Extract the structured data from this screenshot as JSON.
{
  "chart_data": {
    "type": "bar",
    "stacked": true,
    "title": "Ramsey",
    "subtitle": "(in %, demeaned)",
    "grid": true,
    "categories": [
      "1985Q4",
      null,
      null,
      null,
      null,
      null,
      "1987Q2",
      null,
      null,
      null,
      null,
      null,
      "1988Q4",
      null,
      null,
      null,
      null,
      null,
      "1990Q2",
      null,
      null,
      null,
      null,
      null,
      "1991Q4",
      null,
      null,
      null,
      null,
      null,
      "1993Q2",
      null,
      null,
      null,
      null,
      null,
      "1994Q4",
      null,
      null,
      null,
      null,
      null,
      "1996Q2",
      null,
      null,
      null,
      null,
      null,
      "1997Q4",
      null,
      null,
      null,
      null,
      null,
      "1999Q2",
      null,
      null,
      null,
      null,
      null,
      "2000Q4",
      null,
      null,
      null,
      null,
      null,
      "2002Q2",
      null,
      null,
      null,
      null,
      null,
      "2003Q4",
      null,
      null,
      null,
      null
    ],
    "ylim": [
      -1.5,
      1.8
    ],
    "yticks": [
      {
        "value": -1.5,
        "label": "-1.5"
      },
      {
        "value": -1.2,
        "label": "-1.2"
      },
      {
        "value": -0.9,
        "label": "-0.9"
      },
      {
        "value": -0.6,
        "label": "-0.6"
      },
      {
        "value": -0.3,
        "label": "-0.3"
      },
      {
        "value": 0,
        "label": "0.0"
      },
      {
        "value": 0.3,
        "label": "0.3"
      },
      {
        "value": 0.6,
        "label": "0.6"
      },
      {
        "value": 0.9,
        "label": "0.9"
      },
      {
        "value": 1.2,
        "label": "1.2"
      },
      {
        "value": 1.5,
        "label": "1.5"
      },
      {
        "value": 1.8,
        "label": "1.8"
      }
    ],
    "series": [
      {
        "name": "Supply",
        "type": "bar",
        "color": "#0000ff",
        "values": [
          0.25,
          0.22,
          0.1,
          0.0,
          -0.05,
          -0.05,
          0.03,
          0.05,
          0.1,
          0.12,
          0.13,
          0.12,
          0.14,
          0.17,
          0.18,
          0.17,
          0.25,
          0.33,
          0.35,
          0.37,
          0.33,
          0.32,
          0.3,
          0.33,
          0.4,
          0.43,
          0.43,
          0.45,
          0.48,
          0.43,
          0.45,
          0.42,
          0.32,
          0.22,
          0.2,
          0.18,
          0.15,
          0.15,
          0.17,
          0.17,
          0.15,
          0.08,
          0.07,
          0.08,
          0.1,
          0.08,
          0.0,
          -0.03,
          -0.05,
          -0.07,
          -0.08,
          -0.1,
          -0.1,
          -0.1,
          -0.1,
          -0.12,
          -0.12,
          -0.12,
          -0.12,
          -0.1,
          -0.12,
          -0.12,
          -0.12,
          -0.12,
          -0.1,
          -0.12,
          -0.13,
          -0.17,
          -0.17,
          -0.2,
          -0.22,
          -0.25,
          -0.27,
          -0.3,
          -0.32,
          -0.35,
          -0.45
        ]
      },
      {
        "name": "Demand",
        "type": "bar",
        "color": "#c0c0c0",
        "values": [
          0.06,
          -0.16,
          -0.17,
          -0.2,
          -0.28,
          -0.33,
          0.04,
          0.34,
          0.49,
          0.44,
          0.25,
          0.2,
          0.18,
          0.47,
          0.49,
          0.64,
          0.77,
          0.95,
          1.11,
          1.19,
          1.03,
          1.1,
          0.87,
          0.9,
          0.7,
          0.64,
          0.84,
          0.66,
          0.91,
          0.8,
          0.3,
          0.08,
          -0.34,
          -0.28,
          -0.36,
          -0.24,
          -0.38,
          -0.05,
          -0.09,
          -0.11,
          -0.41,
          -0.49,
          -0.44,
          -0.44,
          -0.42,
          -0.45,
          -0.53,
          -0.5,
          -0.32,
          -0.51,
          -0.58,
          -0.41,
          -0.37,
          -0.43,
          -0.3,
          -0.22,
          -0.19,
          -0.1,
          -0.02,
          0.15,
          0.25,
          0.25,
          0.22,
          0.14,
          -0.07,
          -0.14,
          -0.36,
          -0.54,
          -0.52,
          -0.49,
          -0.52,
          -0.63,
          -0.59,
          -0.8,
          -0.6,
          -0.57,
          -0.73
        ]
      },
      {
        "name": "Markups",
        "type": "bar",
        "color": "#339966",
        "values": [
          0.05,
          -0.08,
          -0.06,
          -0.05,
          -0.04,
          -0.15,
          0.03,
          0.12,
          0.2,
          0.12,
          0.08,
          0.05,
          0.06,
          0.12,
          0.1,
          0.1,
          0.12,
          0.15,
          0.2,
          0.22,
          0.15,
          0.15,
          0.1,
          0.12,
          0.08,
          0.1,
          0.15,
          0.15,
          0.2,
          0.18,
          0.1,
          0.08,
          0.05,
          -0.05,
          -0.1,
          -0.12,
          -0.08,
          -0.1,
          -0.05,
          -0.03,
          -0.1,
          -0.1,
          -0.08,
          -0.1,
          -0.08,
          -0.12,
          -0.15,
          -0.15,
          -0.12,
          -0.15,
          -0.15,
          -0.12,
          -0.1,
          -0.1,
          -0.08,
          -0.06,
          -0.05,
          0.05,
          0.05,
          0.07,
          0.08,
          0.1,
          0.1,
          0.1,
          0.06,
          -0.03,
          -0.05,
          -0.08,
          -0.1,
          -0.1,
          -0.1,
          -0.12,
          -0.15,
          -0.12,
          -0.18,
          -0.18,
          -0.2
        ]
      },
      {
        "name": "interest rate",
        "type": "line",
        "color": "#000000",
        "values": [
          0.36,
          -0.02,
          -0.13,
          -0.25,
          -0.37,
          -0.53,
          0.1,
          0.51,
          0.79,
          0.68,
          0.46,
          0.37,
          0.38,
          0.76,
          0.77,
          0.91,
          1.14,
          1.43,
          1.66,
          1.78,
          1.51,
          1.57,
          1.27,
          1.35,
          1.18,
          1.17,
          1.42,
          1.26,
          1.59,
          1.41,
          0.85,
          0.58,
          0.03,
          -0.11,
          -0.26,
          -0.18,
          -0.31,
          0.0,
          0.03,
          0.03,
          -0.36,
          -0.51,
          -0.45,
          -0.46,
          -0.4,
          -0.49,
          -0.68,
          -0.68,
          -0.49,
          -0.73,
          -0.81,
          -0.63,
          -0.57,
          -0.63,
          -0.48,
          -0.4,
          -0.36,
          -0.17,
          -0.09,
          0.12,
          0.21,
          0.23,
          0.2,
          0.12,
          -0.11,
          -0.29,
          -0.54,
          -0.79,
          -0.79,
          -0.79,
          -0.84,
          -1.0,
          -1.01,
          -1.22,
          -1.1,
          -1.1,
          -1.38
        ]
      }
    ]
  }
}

THE PROBLEM: Every line that holds the string "color" should be returned.

EXERCISE RESPONSE:
        "color": "#0000ff",
        "color": "#c0c0c0",
        "color": "#339966",
        "color": "#000000",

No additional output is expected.